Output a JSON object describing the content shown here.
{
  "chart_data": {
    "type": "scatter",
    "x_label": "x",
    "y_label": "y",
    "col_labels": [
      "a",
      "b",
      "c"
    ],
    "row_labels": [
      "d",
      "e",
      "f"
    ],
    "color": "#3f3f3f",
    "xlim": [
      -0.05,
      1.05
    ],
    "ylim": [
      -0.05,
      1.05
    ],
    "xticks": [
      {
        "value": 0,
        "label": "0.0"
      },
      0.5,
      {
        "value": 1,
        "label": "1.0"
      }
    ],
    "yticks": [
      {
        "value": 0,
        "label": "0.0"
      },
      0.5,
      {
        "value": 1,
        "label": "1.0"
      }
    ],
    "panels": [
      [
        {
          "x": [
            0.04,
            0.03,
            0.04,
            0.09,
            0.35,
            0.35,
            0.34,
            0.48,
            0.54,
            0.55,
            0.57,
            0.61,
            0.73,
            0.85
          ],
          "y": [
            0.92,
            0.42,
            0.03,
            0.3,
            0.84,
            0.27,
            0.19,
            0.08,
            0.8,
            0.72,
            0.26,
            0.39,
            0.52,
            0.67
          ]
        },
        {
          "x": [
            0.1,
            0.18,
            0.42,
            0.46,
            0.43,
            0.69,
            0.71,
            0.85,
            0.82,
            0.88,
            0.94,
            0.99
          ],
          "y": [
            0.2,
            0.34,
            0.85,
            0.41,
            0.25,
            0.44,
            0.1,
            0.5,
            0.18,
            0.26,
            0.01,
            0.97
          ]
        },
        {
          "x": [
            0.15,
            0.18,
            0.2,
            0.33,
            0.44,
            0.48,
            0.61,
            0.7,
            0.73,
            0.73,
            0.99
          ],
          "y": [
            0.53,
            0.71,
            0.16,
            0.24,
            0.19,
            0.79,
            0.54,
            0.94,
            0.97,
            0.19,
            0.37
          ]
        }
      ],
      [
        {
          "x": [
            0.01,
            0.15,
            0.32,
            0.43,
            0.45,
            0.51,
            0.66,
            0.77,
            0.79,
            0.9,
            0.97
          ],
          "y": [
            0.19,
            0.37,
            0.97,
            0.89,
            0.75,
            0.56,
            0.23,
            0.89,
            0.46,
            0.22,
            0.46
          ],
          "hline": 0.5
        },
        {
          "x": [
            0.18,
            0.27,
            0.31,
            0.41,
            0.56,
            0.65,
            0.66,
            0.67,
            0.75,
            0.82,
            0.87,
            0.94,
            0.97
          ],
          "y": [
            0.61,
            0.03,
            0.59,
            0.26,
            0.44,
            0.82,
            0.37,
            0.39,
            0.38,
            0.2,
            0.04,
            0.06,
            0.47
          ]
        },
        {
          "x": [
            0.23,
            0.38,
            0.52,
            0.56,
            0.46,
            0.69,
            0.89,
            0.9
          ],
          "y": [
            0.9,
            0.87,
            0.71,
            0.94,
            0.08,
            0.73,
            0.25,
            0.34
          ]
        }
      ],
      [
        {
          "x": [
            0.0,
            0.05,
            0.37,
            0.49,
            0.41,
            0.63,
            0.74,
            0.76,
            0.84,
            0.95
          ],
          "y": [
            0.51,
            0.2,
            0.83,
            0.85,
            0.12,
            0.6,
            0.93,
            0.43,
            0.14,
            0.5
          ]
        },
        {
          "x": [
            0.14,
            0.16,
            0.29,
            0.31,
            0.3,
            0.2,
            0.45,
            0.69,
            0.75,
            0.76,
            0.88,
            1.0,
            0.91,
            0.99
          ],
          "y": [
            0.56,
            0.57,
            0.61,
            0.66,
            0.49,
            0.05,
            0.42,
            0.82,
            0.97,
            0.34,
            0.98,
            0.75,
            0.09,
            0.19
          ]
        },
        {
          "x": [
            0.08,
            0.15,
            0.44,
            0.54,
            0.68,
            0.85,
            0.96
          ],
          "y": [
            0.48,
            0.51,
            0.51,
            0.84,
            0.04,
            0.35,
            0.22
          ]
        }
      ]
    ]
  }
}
****************************************
> [Written request]
The entries above must be returned exactly.

> [Response to the exercise]
Output a JSON object describing the content shown here.
{
  "chart_data": {
    "type": "scatter",
    "x_label": "x",
    "y_label": "y",
    "col_labels": [
      "a",
      "b",
      "c"
    ],
    "row_labels": [
      "d",
      "e",
      "f"
    ],
    "color": "#3f3f3f",
    "xlim": [
      -0.05,
      1.05
    ],
    "ylim": [
      -0.05,
      1.05
    ],
    "xticks": [
      {
        "value": 0,
        "label": "0.0"
      },
      0.5,
      {
        "value": 1,
        "label": "1.0"
      }
    ],
    "yticks": [
      {
        "value": 0,
        "label": "0.0"
      },
      0.5,
      {
        "value": 1,
        "label": "1.0"
      }
    ],
    "panels": [
      [
        {
          "x": [
            0.04,
            0.03,
            0.04,
            0.09,
            0.35,
            0.35,
            0.34,
            0.48,
            0.54,
            0.55,
            0.57,
            0.61,
            0.73,
            0.85
          ],
          "y": [
            0.92,
            0.42,
            0.03,
            0.3,
            0.84,
            0.27,
            0.19,
            0.08,
            0.8,
            0.72,
            0.26,
            0.39,
            0.52,
            0.67
          ]
        },
        {
          "x": [
            0.1,
            0.18,
            0.42,
            0.46,
            0.43,
            0.69,
            0.71,
            0.85,
            0.82,
            0.88,
            0.94,
            0.99
          ],
          "y": [
            0.2,
            0.34,
            0.85,
            0.41,
            0.25,
            0.44,
            0.1,
            0.5,
            0.18,
            0.26,
            0.01,
            0.97
          ]
        },
        {
          "x": [
            0.15,
            0.18,
            0.2,
            0.33,
            0.44,
            0.48,
            0.61,
            0.7,
            0.73,
            0.73,
            0.99
          ],
          "y": [
            0.53,
            0.71,
            0.16,
            0.24,
            0.19,
            0.79,
            0.54,
            0.94,
            0.97,
            0.19,
            0.37
          ]
        }
      ],
      [
        {
          "x": [
            0.01,
            0.15,
            0.32,
            0.43,
            0.45,
            0.51,
            0.66,
            0.77,
            0.79,
            0.9,
            0.97
          ],
          "y": [
            0.19,
            0.37,
            0.97,
            0.89,
            0.75,
            0.56,
            0.23,
            0.89,
            0.46,
            0.22,
            0.46
          ],
          "hline": 0.5
        },
        {
          "x": [
            0.18,
            0.27,
            0.31,
            0.41,
            0.56,
            0.65,
            0.66,
            0.67,
            0.75,
            0.82,
            0.87,
            0.94,
            0.97
          ],
          "y": [
            0.61,
            0.03,
            0.59,
            0.26,
            0.44,
            0.82,
            0.37,
            0.39,
            0.38,
            0.2,
            0.04,
            0.06,
            0.47
          ]
        },
        {
          "x": [
            0.23,
            0.38,
            0.52,
            0.56,
            0.46,
            0.69,
            0.89,
            0.9
          ],
          "y": [
            0.9,
            0.87,
            0.71,
            0.94,
            0.08,
            0.73,
            0.25,
            0.34
          ]
        }
      ],
      [
        {
          "x": [
            0.0,
            0.05,
            0.37,
            0.49,
            0.41,
            0.63,
            0.74,
            0.76,
            0.84,
            0.95
          ],
          "y": [
            0.51,
            0.2,
            0.83,
            0.85,
            0.12,
            0.6,
            0.93,
            0.43,
            0.14,
            0.5
          ]
        },
        {
          "x": [
            0.14,
            0.16,
            0.29,
            0.31,
            0.3,
            0.2,
            0.45,
            0.69,
            0.75,
            0.76,
            0.88,
            1.0,
            0.91,
            0.99
          ],
          "y": [
            0.56,
            0.57,
            0.61,
            0.66,
            0.49,
            0.05,
            0.42,
            0.82,
            0.97,
            0.34,
            0.98,
            0.75,
            0.09,
            0.19
          ]
        },
        {
          "x": [
            0.08,
            0.15,
            0.44,
            0.54,
            0.68,
            0.85,
            0.96
          ],
          "y": [
            0.48,
            0.51,
            0.51,
            0.84,
            0.04,
            0.35,
            0.22
          ]
        }
      ]
    ]
  }
}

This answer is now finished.